* _WORK REQUIRED_: Which lines hold the word "title"? Show each of them.

▼▼▼

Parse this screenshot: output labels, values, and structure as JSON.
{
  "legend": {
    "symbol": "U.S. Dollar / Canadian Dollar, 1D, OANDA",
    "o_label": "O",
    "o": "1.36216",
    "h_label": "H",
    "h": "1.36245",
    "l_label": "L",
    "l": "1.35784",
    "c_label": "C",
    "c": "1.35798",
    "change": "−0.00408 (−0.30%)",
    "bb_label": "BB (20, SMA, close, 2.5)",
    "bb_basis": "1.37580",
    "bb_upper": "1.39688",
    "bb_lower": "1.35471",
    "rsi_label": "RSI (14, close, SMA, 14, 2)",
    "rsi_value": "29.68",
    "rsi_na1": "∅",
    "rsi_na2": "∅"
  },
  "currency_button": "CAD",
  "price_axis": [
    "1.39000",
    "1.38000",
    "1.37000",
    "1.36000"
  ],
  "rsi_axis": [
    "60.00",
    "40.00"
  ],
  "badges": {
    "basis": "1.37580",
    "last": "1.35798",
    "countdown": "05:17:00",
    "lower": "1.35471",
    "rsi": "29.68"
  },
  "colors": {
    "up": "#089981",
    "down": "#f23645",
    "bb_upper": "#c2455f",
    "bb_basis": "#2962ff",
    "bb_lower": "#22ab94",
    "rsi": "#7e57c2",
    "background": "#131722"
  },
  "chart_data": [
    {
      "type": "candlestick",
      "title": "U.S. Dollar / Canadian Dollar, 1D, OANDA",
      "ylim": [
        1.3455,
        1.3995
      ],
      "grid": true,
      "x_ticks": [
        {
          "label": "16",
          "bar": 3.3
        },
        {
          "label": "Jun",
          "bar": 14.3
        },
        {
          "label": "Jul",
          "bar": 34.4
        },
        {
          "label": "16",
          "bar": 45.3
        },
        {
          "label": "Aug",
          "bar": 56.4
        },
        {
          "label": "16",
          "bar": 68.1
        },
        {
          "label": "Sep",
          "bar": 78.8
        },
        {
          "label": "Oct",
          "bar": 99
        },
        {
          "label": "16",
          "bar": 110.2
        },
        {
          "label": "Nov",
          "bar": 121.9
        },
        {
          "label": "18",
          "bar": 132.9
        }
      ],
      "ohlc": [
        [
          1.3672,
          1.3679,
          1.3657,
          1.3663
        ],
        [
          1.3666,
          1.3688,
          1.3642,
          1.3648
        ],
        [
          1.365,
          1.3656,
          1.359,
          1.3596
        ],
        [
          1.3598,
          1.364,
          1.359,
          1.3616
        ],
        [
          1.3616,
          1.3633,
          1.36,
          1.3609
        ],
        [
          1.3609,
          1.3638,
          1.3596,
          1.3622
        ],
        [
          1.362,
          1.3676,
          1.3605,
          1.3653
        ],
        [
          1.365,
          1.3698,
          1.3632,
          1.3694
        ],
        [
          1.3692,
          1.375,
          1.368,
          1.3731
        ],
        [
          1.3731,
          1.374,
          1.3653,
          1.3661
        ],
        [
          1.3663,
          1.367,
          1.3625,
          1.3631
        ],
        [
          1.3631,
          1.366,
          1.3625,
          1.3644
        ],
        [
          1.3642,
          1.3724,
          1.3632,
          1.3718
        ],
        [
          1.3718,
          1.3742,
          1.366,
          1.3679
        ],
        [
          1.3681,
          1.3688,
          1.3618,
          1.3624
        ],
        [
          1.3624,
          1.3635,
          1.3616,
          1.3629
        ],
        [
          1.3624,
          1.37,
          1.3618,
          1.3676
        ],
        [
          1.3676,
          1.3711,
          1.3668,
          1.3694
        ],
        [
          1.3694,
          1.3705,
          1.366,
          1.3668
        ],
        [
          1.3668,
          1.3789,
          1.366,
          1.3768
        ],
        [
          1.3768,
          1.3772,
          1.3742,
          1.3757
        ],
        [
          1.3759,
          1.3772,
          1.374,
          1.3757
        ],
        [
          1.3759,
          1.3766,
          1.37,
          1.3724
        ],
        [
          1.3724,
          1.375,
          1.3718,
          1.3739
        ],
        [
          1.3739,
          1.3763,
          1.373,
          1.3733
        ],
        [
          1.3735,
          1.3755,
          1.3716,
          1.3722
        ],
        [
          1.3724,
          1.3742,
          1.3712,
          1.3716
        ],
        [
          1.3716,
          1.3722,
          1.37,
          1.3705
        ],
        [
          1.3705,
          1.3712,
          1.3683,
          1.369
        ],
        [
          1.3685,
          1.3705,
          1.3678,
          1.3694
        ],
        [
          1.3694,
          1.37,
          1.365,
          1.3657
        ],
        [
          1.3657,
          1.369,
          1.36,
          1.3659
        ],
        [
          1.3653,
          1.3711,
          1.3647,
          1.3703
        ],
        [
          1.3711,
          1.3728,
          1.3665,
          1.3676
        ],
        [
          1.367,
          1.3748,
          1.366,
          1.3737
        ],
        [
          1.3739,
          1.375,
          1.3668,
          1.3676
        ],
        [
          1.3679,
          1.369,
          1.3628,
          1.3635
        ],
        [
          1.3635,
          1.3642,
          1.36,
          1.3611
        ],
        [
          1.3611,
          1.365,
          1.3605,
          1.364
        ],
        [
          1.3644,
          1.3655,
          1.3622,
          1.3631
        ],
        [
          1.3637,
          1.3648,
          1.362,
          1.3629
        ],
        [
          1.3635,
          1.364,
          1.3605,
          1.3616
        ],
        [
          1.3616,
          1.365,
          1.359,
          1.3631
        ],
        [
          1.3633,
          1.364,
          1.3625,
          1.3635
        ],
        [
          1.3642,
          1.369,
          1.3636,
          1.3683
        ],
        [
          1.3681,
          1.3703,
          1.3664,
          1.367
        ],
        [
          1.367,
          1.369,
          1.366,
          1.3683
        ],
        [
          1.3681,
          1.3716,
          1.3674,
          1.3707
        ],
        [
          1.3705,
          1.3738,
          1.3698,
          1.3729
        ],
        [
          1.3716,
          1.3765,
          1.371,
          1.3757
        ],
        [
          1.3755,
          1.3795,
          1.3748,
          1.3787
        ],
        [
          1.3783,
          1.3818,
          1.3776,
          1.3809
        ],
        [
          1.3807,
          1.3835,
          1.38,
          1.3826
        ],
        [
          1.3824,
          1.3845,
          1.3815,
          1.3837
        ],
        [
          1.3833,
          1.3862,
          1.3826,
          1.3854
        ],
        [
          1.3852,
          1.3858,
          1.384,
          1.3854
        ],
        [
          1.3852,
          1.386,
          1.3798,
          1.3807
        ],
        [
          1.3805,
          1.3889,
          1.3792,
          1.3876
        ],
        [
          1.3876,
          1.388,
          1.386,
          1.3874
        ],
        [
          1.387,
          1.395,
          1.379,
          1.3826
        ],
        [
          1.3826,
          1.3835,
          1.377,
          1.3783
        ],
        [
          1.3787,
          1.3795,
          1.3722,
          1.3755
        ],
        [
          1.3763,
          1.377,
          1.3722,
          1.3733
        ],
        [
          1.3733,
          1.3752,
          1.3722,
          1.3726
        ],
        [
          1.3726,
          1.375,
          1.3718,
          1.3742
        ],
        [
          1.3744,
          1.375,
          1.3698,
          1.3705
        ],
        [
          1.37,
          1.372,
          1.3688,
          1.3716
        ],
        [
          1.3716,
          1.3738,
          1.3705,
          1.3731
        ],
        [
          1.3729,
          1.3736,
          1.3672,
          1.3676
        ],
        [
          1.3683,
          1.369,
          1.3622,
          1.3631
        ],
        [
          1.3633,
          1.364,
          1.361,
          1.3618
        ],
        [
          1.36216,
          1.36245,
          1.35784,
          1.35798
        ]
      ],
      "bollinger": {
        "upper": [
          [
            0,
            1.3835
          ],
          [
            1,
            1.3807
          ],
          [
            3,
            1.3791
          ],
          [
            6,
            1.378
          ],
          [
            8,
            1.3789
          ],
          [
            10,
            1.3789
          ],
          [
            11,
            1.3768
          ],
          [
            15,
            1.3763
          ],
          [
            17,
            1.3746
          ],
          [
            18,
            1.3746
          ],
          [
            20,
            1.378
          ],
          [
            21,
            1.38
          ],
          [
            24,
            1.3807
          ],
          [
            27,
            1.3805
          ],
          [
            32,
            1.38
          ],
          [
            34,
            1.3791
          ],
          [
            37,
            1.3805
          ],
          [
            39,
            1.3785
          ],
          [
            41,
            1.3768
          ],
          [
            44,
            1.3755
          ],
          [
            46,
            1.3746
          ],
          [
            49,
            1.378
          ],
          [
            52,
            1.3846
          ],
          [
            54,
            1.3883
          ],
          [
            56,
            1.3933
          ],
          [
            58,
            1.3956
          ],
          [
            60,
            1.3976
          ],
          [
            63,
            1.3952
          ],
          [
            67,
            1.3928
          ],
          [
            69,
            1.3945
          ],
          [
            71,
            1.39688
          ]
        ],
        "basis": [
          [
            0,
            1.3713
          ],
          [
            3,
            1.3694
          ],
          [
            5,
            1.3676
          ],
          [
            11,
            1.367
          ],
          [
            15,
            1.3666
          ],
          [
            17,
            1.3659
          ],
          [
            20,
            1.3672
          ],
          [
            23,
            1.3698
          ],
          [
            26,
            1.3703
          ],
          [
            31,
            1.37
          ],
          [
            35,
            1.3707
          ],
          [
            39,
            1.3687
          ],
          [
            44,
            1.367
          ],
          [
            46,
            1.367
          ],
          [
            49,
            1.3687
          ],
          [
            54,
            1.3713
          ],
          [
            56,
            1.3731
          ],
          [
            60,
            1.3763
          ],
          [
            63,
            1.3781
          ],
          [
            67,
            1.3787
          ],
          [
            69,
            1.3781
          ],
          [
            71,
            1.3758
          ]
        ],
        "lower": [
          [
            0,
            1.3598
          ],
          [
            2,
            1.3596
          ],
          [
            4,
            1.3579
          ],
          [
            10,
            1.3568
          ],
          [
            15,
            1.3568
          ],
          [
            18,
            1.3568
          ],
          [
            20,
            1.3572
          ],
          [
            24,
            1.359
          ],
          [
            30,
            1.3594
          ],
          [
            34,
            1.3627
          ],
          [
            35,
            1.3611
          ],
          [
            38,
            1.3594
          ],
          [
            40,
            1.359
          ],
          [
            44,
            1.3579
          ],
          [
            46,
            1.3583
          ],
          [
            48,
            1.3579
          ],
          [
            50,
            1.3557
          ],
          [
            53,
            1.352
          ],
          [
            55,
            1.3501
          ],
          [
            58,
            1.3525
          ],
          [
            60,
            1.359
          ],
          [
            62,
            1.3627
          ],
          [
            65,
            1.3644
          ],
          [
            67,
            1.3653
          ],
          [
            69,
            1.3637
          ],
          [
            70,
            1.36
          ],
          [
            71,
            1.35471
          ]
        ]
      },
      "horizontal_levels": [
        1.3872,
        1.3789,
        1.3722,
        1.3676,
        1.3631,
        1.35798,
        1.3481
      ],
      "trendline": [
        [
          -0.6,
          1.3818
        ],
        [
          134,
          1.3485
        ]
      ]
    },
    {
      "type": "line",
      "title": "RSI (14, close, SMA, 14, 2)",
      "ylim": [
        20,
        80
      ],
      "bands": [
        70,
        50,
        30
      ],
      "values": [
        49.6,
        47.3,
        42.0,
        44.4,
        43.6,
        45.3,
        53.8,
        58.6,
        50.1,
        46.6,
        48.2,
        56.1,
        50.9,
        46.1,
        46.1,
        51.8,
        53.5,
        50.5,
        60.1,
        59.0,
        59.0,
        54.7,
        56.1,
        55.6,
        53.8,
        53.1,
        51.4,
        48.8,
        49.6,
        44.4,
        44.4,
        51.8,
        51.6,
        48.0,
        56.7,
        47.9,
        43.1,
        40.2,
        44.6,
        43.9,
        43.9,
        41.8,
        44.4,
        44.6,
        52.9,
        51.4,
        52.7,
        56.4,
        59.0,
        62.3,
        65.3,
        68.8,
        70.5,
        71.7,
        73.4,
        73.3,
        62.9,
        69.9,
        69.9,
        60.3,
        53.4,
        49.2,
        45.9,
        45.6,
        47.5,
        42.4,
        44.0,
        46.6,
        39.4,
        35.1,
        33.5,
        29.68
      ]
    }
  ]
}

▲▲▲

* _SOLUTION FOR THIS EXERCISE_:
      "title": "U.S. Dollar / Canadian Dollar, 1D, OANDA",
      "title": "RSI (14, close, SMA, 14, 2)",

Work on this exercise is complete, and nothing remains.